Where a line contains the word "JSON", copy that line.

Stored data:

☆ ☆ ☆ ☆

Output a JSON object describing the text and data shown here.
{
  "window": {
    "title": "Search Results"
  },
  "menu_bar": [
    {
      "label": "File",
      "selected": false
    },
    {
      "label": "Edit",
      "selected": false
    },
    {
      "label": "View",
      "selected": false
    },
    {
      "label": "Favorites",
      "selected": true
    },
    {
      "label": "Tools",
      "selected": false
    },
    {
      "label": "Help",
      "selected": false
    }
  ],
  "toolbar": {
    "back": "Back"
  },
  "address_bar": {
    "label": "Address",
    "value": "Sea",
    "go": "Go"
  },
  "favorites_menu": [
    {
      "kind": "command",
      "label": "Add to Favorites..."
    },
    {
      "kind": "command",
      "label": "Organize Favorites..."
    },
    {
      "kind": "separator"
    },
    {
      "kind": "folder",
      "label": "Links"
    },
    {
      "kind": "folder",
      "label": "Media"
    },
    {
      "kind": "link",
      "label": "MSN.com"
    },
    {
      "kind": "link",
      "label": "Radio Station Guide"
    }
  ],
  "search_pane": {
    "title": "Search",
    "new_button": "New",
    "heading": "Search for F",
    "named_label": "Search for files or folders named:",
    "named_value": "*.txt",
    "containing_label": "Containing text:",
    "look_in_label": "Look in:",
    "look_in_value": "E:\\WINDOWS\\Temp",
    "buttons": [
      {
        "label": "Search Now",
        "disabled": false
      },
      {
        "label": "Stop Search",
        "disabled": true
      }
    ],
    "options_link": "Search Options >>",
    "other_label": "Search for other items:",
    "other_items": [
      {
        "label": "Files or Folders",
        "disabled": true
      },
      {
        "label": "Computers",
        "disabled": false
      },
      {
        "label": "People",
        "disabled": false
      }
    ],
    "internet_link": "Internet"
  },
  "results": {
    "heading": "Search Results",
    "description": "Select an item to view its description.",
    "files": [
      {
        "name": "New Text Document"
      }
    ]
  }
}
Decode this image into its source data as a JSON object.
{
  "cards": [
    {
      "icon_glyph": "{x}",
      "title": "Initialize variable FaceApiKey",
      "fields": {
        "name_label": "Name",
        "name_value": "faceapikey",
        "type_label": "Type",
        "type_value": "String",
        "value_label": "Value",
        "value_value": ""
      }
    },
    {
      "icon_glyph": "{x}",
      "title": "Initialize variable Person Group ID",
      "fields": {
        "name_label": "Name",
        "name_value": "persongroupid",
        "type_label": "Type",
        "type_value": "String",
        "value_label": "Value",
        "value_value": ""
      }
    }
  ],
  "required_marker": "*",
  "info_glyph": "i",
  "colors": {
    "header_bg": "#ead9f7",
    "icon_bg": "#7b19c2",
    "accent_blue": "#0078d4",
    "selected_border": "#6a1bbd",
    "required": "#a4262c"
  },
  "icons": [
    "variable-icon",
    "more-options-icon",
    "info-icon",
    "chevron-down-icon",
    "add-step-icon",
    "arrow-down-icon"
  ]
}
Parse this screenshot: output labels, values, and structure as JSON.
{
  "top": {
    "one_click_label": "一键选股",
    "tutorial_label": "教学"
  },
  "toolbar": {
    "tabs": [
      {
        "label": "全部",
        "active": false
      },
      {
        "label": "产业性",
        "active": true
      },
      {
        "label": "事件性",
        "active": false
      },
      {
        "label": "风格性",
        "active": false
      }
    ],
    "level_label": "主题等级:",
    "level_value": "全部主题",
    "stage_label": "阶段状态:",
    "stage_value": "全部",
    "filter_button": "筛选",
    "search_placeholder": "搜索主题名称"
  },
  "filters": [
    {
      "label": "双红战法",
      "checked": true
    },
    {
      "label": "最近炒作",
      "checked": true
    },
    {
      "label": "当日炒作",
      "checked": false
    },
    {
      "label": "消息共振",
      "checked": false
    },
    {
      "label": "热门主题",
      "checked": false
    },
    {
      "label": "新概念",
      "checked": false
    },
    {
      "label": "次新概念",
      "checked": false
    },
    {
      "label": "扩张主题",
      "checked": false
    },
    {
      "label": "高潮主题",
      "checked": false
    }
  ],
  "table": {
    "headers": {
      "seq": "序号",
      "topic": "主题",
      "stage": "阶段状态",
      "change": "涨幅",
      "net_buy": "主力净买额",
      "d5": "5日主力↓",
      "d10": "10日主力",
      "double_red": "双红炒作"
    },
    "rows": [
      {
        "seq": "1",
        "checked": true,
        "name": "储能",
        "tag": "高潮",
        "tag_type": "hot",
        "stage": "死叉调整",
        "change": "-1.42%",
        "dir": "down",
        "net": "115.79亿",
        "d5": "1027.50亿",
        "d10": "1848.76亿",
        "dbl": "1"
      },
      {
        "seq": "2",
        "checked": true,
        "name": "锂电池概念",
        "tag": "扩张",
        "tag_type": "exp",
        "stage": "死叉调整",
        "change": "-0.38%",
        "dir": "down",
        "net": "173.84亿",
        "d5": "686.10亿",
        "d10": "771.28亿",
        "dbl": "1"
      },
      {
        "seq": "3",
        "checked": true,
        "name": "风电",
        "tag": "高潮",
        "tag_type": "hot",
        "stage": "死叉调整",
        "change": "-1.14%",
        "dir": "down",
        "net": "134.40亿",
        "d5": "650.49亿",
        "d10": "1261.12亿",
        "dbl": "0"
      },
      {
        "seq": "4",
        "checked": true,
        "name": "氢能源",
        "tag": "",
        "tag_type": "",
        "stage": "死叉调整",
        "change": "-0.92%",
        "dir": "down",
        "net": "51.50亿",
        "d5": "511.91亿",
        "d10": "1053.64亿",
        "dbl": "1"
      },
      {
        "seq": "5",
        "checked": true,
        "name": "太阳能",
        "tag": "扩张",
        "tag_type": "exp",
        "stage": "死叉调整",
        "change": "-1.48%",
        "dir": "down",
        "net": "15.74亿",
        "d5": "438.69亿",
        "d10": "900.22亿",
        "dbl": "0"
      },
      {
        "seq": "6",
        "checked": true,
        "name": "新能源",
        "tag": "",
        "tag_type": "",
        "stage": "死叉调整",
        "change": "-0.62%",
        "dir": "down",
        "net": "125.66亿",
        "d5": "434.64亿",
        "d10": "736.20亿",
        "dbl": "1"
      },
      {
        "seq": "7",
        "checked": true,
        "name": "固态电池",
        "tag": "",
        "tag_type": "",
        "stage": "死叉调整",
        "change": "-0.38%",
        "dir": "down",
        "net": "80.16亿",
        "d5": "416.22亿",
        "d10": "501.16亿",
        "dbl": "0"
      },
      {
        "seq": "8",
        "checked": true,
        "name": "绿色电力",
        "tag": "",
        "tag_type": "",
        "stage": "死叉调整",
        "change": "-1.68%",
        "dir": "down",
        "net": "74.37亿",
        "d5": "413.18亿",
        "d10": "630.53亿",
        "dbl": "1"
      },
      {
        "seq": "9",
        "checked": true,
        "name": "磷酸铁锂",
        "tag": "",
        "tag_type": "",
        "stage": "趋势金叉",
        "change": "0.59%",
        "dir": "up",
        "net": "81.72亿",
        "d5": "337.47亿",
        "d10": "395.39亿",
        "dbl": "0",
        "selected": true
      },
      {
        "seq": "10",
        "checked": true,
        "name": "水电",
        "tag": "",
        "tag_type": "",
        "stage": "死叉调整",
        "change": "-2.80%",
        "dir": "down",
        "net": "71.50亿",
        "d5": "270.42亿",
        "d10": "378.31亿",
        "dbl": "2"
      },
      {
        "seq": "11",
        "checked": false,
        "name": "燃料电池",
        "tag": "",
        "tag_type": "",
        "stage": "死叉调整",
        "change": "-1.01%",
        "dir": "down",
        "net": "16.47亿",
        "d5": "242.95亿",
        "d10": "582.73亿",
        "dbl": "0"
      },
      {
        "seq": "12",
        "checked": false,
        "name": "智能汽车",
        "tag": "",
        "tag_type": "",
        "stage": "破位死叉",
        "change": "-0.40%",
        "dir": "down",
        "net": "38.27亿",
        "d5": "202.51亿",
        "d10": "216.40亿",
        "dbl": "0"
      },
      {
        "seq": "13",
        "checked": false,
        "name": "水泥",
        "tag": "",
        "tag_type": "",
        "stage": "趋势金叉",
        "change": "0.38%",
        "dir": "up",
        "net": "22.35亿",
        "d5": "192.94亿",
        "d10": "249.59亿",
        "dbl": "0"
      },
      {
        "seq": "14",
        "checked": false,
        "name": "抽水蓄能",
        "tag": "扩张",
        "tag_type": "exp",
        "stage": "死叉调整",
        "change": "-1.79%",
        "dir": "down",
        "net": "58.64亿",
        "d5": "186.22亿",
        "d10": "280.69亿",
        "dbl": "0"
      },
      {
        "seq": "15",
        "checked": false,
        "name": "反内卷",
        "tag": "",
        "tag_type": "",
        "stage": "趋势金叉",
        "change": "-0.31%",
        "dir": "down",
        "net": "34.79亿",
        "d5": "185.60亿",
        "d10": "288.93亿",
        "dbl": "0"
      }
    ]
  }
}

☆ ☆ ☆ ☆

**Response:**
Output a JSON object describing the text and data shown here.
Decode this image into its source data as a JSON object.
Parse this screenshot: output labels, values, and structure as JSON.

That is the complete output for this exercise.